The request: Below are records to transcribe exactly, without their pictures.
+++
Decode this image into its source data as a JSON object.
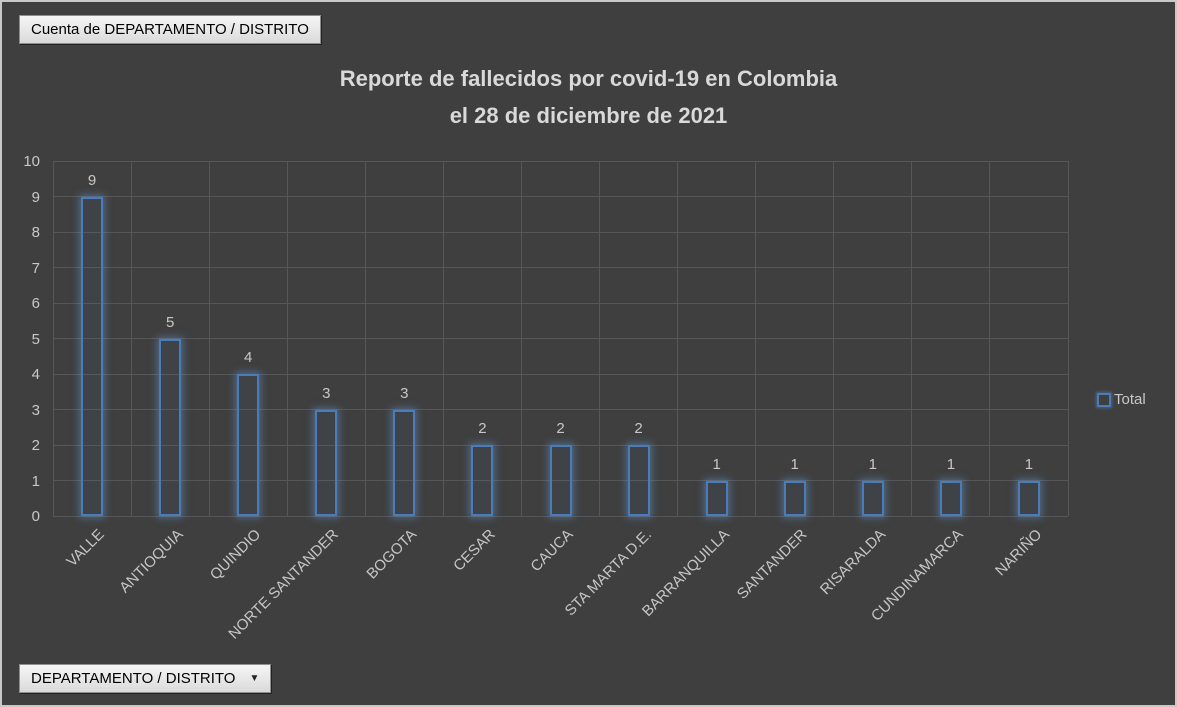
{
  "pivot_controls": {
    "values_button_label": "Cuenta de DEPARTAMENTO / DISTRITO",
    "axis_field_button_label": "DEPARTAMENTO / DISTRITO",
    "dropdown_icon": "▼"
  },
  "chart_data": {
    "type": "bar",
    "title": "Reporte de fallecidos por covid-19 en Colombia",
    "subtitle": "el 28 de diciembre de 2021",
    "categories": [
      "VALLE",
      "ANTIOQUIA",
      "QUINDIO",
      "NORTE SANTANDER",
      "BOGOTA",
      "CESAR",
      "CAUCA",
      "STA MARTA D.E.",
      "BARRANQUILLA",
      "SANTANDER",
      "RISARALDA",
      "CUNDINAMARCA",
      "NARIÑO"
    ],
    "series": [
      {
        "name": "Total",
        "values": [
          9,
          5,
          4,
          3,
          3,
          2,
          2,
          2,
          1,
          1,
          1,
          1,
          1
        ]
      }
    ],
    "data_labels": true,
    "xlabel": "",
    "ylabel": "",
    "ylim": [
      0,
      10
    ],
    "ytick_step": 1,
    "grid": true,
    "legend_position": "right",
    "colors": {
      "background": "#3f3f3f",
      "bar_outline": "#4a7cba",
      "gridline": "#575757",
      "text": "#c8c8c8",
      "title_text": "#d9d9d9"
    }
  }
}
+++
The reply:
Decode this image into its source data as a JSON object.
{
  "pivot_controls": {
    "values_button_label": "Cuenta de DEPARTAMENTO / DISTRITO",
    "axis_field_button_label": "DEPARTAMENTO / DISTRITO",
    "dropdown_icon": "▼"
  },
  "chart_data": {
    "type": "bar",
    "title": "Reporte de fallecidos por covid-19 en Colombia",
    "subtitle": "el 28 de diciembre de 2021",
    "categories": [
      "VALLE",
      "ANTIOQUIA",
      "QUINDIO",
      "NORTE SANTANDER",
      "BOGOTA",
      "CESAR",
      "CAUCA",
      "STA MARTA D.E.",
      "BARRANQUILLA",
      "SANTANDER",
      "RISARALDA",
      "CUNDINAMARCA",
      "NARIÑO"
    ],
    "series": [
      {
        "name": "Total",
        "values": [
          9,
          5,
          4,
          3,
          3,
          2,
          2,
          2,
          1,
          1,
          1,
          1,
          1
        ]
      }
    ],
    "data_labels": true,
    "xlabel": "",
    "ylabel": "",
    "ylim": [
      0,
      10
    ],
    "ytick_step": 1,
    "grid": true,
    "legend_position": "right",
    "colors": {
      "background": "#3f3f3f",
      "bar_outline": "#4a7cba",
      "gridline": "#575757",
      "text": "#c8c8c8",
      "title_text": "#d9d9d9"
    }
  }
}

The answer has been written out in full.